- _Task to complete_
Exclude any images and output the remaining records exactly.

Saved entries:
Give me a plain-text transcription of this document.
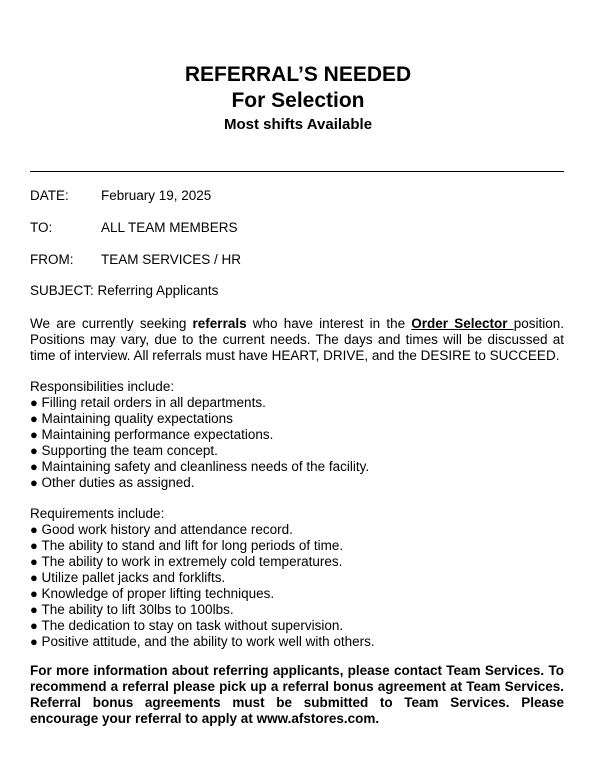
REFERRAL’S NEEDED
For Selection
Most shifts Available
DATE: February 19, 2025
TO:	ALL TEAM MEMBERS
FROM: TEAM SERVICES / HR
SUBJECT: Referring Applicants
We are currently seeking referrals who have interest in the Order Selector position. Positions may vary, due to the current needs. The days and times will be discussed at time of interview. All referrals must have HEART, DRIVE, and the DESIRE to SUCCEED.
Responsibilities include:
● Filling retail orders in all departments.
● Maintaining quality expectations
● Maintaining performance expectations.
● Supporting the team concept.
● Maintaining safety and cleanliness needs of the facility.
● Other duties as assigned.
Requirements include:
● Good work history and attendance record.
● The ability to stand and lift for long periods of time.
● The ability to work in extremely cold temperatures.
● Utilize pallet jacks and forklifts.
● Knowledge of proper lifting techniques.
● The ability to lift 30lbs to 100lbs.
● The dedication to stay on task without supervision.
● Positive attitude, and the ability to work well with others.
For more information about referring applicants, please contact Team Services. To recommend a referral please pick up a referral bonus agreement at Team Services. Referral bonus agreements must be submitted to Team Services. Please encourage your referral to apply at www.afstores.com.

- _Task result_
Give me a plain-text transcription of this document.
REFERRAL’S NEEDED
For Selection
Most shifts Available
DATE: February 19, 2025
TO:	ALL TEAM MEMBERS
FROM: TEAM SERVICES / HR
SUBJECT: Referring Applicants
We are currently seeking referrals who have interest in the Order Selector position. Positions may vary, due to the current needs. The days and times will be discussed at time of interview. All referrals must have HEART, DRIVE, and the DESIRE to SUCCEED.
Responsibilities include:
● Filling retail orders in all departments.
● Maintaining quality expectations
● Maintaining performance expectations.
● Supporting the team concept.
● Maintaining safety and cleanliness needs of the facility.
● Other duties as assigned.
Requirements include:
● Good work history and attendance record.
● The ability to stand and lift for long periods of time.
● The ability to work in extremely cold temperatures.
● Utilize pallet jacks and forklifts.
● Knowledge of proper lifting techniques.
● The ability to lift 30lbs to 100lbs.
● The dedication to stay on task without supervision.
● Positive attitude, and the ability to work well with others.
For more information about referring applicants, please contact Team Services. To recommend a referral please pick up a referral bonus agreement at Team Services. Referral bonus agreements must be submitted to Team Services. Please encourage your referral to apply at www.afstores.com.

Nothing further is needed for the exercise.